───── Available data
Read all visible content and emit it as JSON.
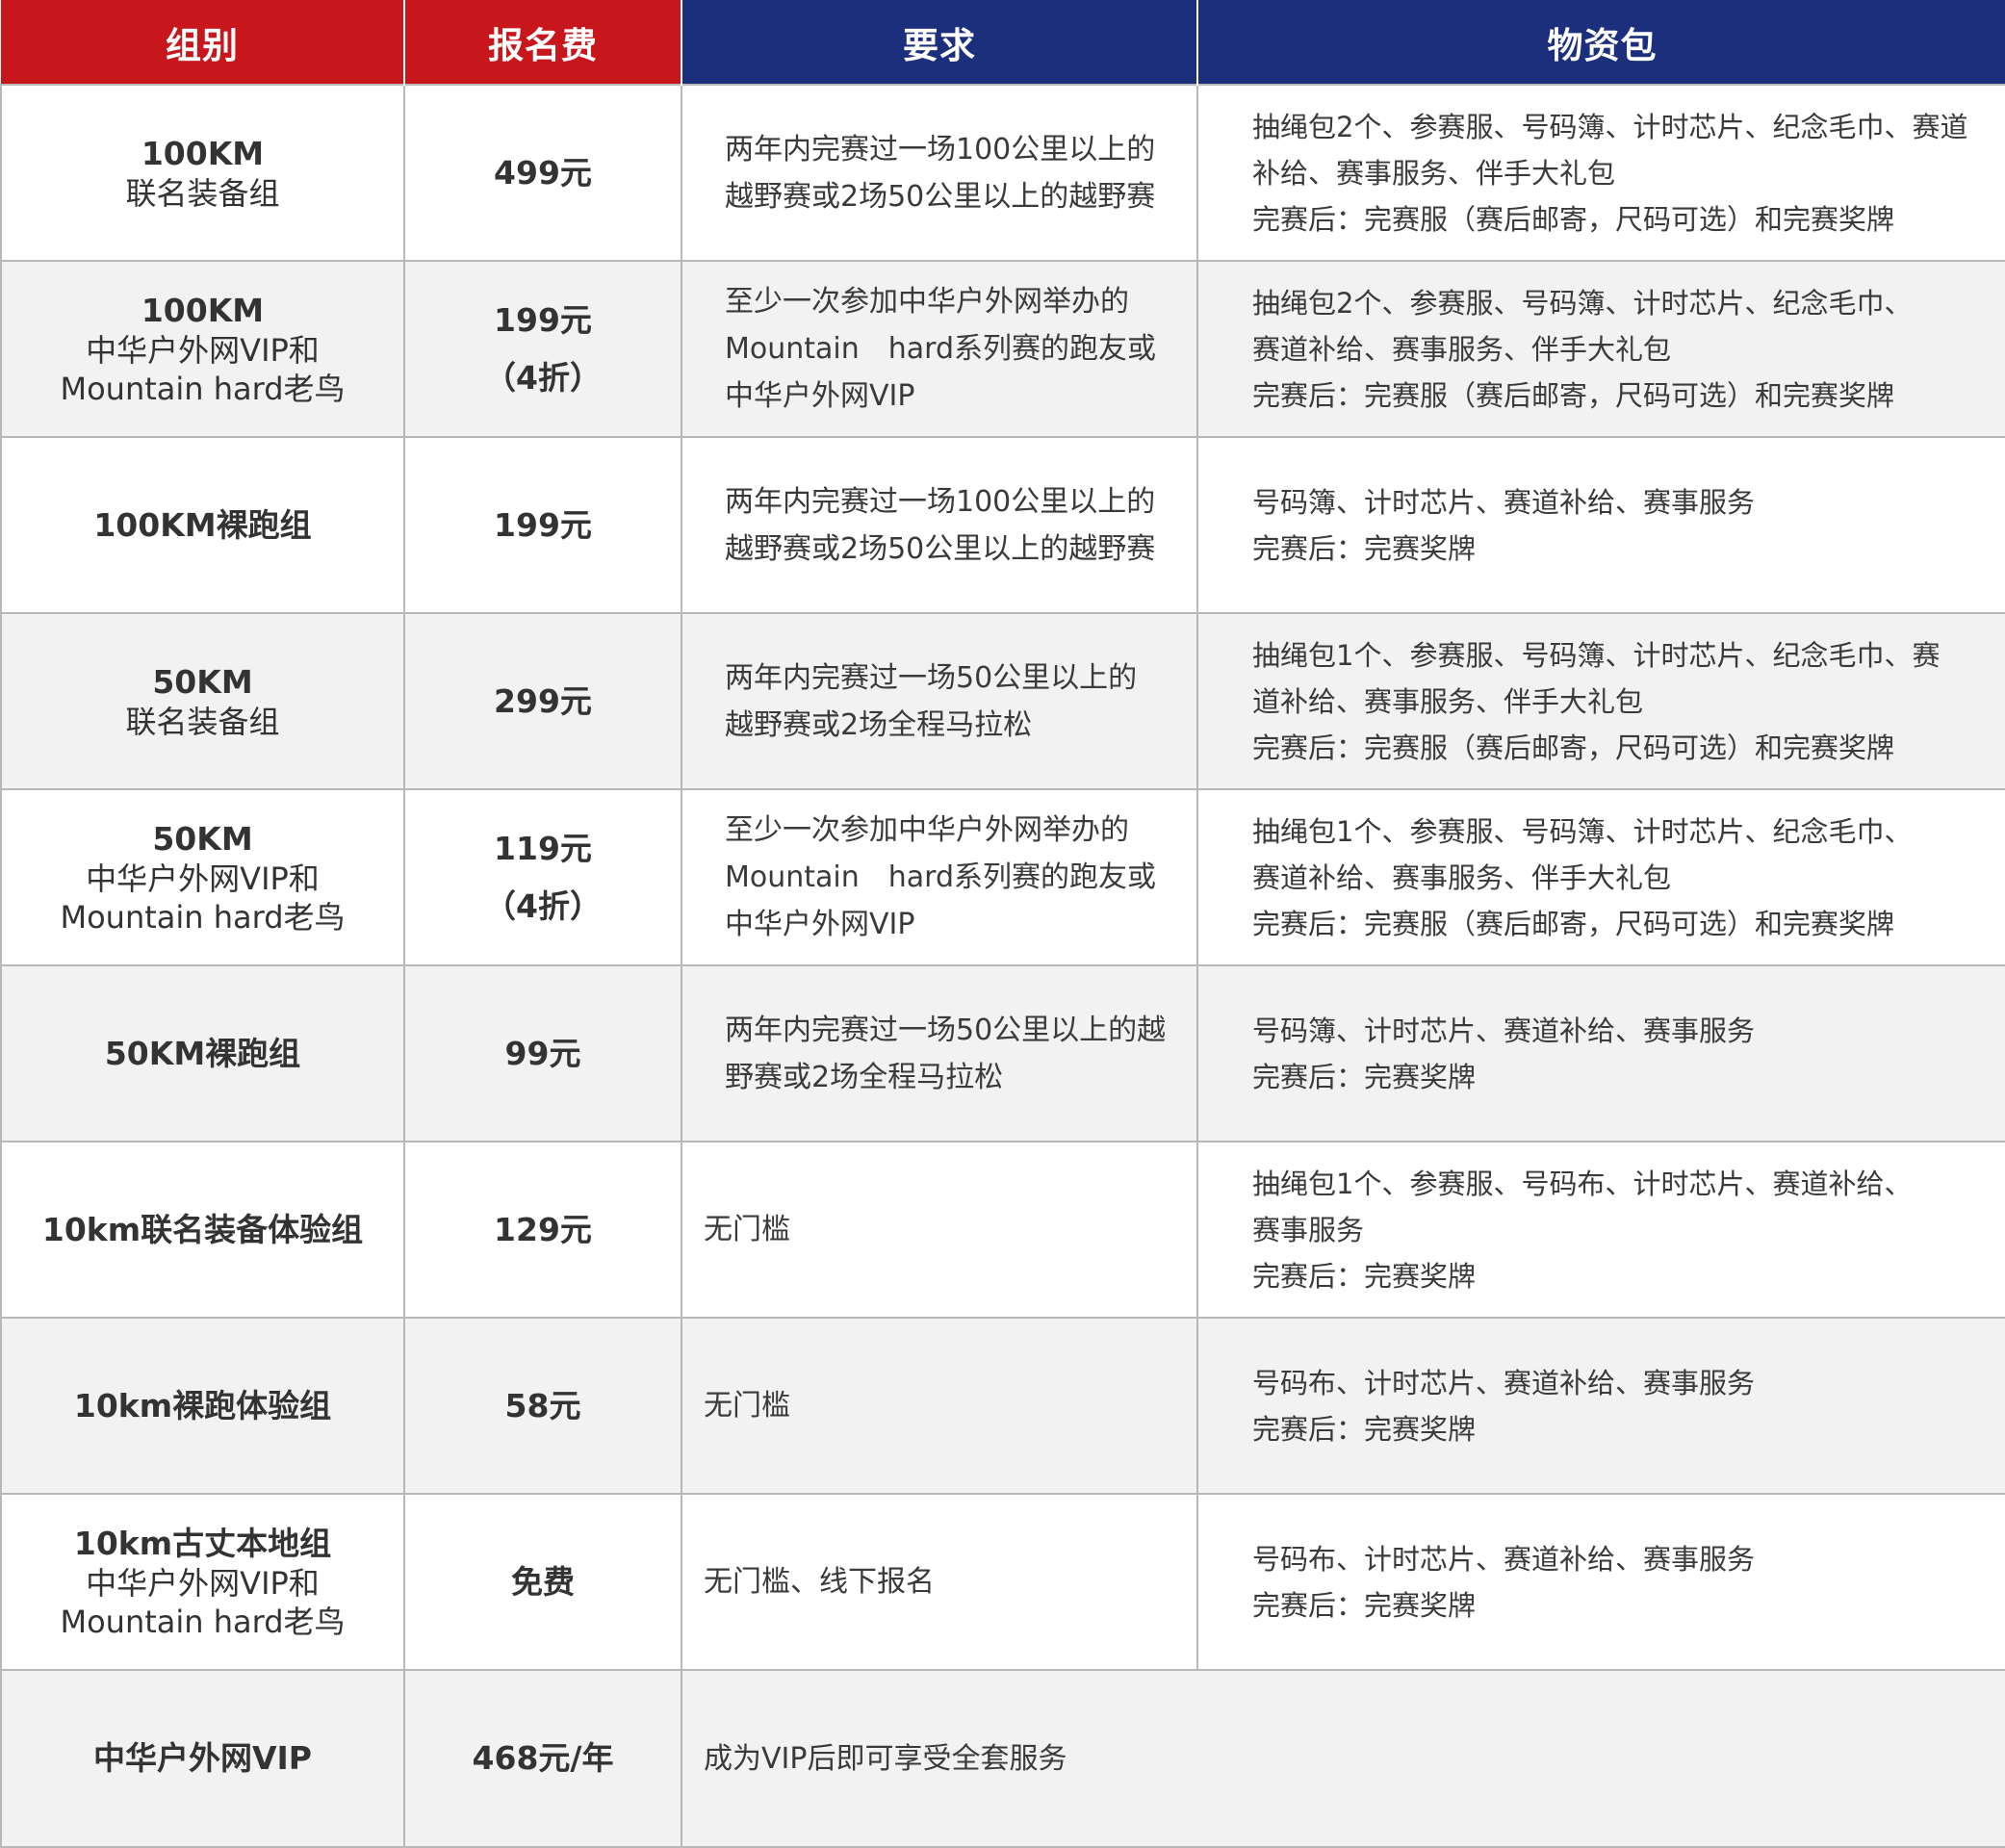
{
  "headers": {
    "group": "组别",
    "fee": "报名费",
    "requirement": "要求",
    "kit": "物资包"
  },
  "rows": [
    {
      "group": [
        "100KM",
        "联名装备组"
      ],
      "fee": [
        "499元"
      ],
      "requirement": [
        "两年内完赛过一场100公里以上的",
        "越野赛或2场50公里以上的越野赛"
      ],
      "kit": [
        "抽绳包2个、参赛服、号码簿、计时芯片、纪念毛巾、赛道",
        "补给、赛事服务、伴手大礼包",
        "完赛后：完赛服（赛后邮寄，尺码可选）和完赛奖牌"
      ]
    },
    {
      "group": [
        "100KM",
        "中华户外网VIP和",
        "Mountain hard老鸟"
      ],
      "fee": [
        "199元",
        "（4折）"
      ],
      "requirement": [
        "至少一次参加中华户外网举办的",
        "Mountain　hard系列赛的跑友或",
        "中华户外网VIP"
      ],
      "kit": [
        "抽绳包2个、参赛服、号码簿、计时芯片、纪念毛巾、",
        "赛道补给、赛事服务、伴手大礼包",
        "完赛后：完赛服（赛后邮寄，尺码可选）和完赛奖牌"
      ]
    },
    {
      "group": [
        "100KM裸跑组"
      ],
      "fee": [
        "199元"
      ],
      "requirement": [
        "两年内完赛过一场100公里以上的",
        "越野赛或2场50公里以上的越野赛"
      ],
      "kit": [
        "号码簿、计时芯片、赛道补给、赛事服务",
        "完赛后：完赛奖牌"
      ]
    },
    {
      "group": [
        "50KM",
        "联名装备组"
      ],
      "fee": [
        "299元"
      ],
      "requirement": [
        "两年内完赛过一场50公里以上的",
        "越野赛或2场全程马拉松"
      ],
      "kit": [
        "抽绳包1个、参赛服、号码簿、计时芯片、纪念毛巾、赛",
        "道补给、赛事服务、伴手大礼包",
        "完赛后：完赛服（赛后邮寄，尺码可选）和完赛奖牌"
      ]
    },
    {
      "group": [
        "50KM",
        "中华户外网VIP和",
        "Mountain hard老鸟"
      ],
      "fee": [
        "119元",
        "（4折）"
      ],
      "requirement": [
        "至少一次参加中华户外网举办的",
        "Mountain　hard系列赛的跑友或",
        "中华户外网VIP"
      ],
      "kit": [
        "抽绳包1个、参赛服、号码簿、计时芯片、纪念毛巾、",
        "赛道补给、赛事服务、伴手大礼包",
        "完赛后：完赛服（赛后邮寄，尺码可选）和完赛奖牌"
      ]
    },
    {
      "group": [
        "50KM裸跑组"
      ],
      "fee": [
        "99元"
      ],
      "requirement": [
        "两年内完赛过一场50公里以上的越",
        "野赛或2场全程马拉松"
      ],
      "kit": [
        "号码簿、计时芯片、赛道补给、赛事服务",
        "完赛后：完赛奖牌"
      ]
    },
    {
      "group": [
        "10km联名装备体验组"
      ],
      "fee": [
        "129元"
      ],
      "requirement": [
        "无门槛"
      ],
      "kit": [
        "抽绳包1个、参赛服、号码布、计时芯片、赛道补给、",
        "赛事服务",
        "完赛后：完赛奖牌"
      ]
    },
    {
      "group": [
        "10km裸跑体验组"
      ],
      "fee": [
        "58元"
      ],
      "requirement": [
        "无门槛"
      ],
      "kit": [
        "号码布、计时芯片、赛道补给、赛事服务",
        "完赛后：完赛奖牌"
      ]
    },
    {
      "group": [
        "10km古丈本地组",
        "中华户外网VIP和",
        "Mountain hard老鸟"
      ],
      "fee": [
        "免费"
      ],
      "requirement": [
        "无门槛、线下报名"
      ],
      "kit": [
        "号码布、计时芯片、赛道补给、赛事服务",
        "完赛后：完赛奖牌"
      ]
    },
    {
      "group": [
        "中华户外网VIP"
      ],
      "fee": [
        "468元/年"
      ],
      "requirement": [
        "成为VIP后即可享受全套服务"
      ],
      "kit": []
    }
  ]
}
──────────
Directions: How many of the lines above include the word "纪念毛巾"? Respond with the number alone.

Task response: 4